(Task objective)
Each line containing the word "xlabel" needs to be copied.

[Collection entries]
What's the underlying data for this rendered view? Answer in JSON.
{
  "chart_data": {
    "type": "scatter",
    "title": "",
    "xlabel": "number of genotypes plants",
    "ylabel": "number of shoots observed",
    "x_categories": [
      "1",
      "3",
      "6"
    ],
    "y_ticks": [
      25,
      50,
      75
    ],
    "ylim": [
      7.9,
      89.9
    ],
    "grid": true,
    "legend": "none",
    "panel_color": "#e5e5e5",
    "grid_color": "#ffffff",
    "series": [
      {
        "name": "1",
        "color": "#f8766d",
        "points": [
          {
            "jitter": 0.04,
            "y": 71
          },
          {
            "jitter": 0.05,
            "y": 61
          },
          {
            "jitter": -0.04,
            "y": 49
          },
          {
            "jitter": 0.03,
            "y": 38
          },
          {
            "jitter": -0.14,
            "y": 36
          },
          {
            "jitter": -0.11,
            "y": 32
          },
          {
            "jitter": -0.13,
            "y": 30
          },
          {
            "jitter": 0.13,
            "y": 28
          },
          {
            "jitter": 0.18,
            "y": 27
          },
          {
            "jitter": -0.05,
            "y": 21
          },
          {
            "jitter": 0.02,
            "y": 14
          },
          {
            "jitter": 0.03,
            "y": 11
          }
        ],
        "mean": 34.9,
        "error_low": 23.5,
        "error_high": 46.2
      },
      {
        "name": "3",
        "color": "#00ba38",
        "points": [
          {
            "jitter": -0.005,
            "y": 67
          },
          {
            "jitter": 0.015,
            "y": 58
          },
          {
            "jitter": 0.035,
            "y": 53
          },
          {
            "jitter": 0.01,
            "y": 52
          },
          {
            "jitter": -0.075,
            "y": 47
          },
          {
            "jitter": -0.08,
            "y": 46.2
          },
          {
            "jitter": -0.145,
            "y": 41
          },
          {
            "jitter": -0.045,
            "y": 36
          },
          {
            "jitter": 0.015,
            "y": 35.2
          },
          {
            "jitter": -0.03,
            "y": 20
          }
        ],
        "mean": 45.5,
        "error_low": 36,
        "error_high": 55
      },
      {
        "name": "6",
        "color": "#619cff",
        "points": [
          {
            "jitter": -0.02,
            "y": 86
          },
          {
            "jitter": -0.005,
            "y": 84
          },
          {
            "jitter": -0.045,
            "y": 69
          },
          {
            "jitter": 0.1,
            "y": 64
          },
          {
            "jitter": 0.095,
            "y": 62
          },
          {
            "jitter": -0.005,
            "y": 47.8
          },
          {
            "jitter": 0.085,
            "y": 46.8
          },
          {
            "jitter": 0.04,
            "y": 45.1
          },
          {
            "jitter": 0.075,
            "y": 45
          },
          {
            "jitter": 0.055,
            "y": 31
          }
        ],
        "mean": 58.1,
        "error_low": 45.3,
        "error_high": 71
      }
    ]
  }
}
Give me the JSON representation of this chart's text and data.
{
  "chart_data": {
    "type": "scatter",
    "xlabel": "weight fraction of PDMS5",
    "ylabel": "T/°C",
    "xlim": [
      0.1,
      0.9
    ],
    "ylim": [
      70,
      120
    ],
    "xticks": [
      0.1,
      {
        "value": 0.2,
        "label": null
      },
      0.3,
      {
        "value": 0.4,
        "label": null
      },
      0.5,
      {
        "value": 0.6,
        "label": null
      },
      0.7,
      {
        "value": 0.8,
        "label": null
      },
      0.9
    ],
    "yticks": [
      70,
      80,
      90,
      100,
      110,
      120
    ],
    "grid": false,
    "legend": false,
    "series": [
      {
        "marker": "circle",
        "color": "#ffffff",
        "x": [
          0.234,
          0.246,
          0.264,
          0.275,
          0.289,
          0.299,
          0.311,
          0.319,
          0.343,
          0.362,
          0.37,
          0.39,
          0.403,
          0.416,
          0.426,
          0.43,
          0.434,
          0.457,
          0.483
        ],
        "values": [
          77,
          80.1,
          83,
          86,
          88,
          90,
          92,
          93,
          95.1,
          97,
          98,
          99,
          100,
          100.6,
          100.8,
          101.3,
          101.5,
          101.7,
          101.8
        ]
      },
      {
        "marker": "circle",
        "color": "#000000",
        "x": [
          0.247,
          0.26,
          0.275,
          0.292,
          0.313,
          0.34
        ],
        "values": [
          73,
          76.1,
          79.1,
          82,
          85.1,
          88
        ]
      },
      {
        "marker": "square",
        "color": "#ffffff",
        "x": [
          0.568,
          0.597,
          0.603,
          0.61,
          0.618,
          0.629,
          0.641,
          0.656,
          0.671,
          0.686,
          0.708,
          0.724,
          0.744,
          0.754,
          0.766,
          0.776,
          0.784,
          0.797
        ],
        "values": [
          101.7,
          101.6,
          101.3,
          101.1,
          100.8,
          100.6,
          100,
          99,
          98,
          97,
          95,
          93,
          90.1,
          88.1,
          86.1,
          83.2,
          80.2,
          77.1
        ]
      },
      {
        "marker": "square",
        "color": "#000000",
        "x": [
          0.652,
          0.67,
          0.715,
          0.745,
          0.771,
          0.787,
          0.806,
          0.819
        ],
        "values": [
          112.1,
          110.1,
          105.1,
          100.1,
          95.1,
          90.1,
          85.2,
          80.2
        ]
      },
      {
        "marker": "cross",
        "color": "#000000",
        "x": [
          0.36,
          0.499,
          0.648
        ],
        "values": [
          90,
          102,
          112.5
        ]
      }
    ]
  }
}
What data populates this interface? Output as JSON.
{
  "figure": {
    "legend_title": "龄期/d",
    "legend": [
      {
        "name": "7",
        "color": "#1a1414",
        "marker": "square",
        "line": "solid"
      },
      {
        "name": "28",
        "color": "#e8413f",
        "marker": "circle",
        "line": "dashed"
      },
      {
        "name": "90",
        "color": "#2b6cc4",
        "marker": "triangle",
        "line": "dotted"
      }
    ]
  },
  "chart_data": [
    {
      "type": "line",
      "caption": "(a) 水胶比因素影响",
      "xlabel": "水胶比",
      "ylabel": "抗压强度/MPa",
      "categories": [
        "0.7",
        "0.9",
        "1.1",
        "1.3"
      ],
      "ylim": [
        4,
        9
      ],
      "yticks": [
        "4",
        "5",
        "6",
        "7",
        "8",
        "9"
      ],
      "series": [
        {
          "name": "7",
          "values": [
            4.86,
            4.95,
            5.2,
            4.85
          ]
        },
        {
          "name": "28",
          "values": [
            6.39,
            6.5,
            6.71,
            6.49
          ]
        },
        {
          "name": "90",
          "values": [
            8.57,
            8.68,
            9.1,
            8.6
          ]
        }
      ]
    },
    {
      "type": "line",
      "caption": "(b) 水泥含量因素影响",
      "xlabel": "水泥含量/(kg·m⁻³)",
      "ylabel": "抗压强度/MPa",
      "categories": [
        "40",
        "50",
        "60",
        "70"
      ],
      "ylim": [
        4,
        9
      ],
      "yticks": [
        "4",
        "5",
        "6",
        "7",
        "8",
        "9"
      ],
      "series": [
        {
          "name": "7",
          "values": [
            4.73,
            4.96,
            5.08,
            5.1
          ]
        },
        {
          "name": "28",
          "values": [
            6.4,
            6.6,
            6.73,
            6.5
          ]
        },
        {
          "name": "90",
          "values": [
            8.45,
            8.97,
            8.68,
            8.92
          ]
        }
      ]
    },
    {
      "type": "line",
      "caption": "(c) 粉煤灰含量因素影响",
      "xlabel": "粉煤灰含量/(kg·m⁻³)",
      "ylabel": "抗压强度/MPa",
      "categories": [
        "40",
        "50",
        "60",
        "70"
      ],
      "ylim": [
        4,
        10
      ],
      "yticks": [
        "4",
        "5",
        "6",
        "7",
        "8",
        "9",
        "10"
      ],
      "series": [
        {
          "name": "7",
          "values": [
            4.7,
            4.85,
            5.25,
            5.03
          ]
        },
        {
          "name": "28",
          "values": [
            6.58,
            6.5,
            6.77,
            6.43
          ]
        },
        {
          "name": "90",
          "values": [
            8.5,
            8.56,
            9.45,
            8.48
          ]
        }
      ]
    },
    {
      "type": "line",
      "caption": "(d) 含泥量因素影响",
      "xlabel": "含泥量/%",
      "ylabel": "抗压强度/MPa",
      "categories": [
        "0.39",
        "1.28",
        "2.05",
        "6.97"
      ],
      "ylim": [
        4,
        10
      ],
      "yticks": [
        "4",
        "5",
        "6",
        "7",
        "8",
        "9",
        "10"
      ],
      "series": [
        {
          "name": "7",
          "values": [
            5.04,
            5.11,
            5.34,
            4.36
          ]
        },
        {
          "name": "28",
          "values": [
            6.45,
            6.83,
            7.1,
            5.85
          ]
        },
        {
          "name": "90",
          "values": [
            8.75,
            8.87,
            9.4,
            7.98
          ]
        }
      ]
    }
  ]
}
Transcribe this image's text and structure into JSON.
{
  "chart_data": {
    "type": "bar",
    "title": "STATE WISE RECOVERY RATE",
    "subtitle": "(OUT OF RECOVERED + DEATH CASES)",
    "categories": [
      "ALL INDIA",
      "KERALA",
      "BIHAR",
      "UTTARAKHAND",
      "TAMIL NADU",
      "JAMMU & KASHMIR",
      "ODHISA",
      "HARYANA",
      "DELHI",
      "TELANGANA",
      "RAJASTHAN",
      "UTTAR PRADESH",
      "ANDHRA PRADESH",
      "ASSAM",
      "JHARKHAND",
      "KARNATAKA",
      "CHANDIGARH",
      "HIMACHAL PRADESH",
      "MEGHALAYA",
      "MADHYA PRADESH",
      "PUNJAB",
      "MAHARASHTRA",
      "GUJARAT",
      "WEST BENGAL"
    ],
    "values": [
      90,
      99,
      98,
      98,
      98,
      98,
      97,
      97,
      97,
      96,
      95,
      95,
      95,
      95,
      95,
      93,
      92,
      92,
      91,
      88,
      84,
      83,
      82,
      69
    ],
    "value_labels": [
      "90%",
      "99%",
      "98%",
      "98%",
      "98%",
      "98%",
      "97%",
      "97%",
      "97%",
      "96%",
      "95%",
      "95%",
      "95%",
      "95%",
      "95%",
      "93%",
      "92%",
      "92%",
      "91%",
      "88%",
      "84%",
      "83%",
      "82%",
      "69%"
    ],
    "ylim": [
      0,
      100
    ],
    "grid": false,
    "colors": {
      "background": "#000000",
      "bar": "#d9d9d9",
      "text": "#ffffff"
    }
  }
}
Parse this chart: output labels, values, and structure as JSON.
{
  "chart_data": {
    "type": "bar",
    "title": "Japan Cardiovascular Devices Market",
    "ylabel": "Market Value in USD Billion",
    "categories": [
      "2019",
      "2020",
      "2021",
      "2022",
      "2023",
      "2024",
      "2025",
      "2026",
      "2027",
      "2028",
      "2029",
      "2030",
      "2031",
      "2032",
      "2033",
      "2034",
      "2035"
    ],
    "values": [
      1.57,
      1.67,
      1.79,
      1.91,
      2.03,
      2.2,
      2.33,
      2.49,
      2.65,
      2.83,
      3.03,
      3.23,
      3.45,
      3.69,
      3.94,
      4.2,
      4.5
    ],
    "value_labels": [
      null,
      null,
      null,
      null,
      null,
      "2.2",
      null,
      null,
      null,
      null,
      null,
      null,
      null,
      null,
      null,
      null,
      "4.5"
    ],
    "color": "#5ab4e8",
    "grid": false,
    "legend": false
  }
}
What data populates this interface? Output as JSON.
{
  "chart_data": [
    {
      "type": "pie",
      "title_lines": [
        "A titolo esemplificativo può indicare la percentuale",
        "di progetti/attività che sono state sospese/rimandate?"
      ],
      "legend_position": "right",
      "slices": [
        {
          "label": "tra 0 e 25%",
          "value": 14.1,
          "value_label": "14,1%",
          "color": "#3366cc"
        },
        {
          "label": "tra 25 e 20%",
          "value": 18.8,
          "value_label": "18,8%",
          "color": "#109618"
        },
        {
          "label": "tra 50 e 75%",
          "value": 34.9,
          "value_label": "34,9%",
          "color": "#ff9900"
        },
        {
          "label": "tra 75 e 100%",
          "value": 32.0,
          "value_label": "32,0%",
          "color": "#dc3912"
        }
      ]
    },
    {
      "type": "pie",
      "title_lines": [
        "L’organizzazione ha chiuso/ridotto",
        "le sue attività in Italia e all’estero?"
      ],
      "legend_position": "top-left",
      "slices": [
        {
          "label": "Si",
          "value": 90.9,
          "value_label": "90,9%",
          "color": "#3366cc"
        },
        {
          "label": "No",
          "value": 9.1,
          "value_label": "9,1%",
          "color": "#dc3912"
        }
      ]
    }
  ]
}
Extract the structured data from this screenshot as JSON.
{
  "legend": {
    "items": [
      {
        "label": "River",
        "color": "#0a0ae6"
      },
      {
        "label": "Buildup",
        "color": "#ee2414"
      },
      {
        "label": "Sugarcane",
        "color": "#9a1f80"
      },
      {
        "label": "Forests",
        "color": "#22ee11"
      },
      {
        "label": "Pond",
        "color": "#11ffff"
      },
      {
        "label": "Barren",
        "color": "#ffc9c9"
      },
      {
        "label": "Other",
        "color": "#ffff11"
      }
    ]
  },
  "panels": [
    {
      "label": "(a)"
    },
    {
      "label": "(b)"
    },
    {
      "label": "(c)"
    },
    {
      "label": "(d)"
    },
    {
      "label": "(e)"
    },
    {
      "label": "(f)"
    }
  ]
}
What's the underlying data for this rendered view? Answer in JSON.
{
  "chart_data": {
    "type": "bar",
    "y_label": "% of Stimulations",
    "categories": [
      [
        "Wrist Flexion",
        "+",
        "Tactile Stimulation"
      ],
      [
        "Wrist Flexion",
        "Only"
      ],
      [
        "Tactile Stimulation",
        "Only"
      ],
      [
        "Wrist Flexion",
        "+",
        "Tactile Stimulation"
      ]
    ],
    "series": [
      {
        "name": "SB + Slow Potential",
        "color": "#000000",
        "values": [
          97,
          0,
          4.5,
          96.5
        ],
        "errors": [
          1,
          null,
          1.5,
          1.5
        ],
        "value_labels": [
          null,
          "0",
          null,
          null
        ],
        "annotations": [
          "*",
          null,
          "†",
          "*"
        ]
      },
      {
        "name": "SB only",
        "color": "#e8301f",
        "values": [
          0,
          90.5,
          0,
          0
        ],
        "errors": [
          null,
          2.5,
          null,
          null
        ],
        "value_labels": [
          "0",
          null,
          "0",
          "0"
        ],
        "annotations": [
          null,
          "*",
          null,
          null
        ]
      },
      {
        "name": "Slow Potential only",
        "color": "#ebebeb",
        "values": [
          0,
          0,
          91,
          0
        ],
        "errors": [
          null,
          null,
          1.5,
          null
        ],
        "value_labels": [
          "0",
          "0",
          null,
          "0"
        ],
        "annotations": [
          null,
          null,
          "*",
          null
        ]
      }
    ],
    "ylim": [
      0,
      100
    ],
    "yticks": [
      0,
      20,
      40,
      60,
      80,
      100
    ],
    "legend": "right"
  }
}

(Right answer)
    "xlabel": "number of genotypes plants",
    "xlabel": "weight fraction of PDMS5",
      "xlabel": "水胶比",
      "xlabel": "水泥含量/(kg·m⁻³)",
      "xlabel": "粉煤灰含量/(kg·m⁻³)",
      "xlabel": "含泥量/%",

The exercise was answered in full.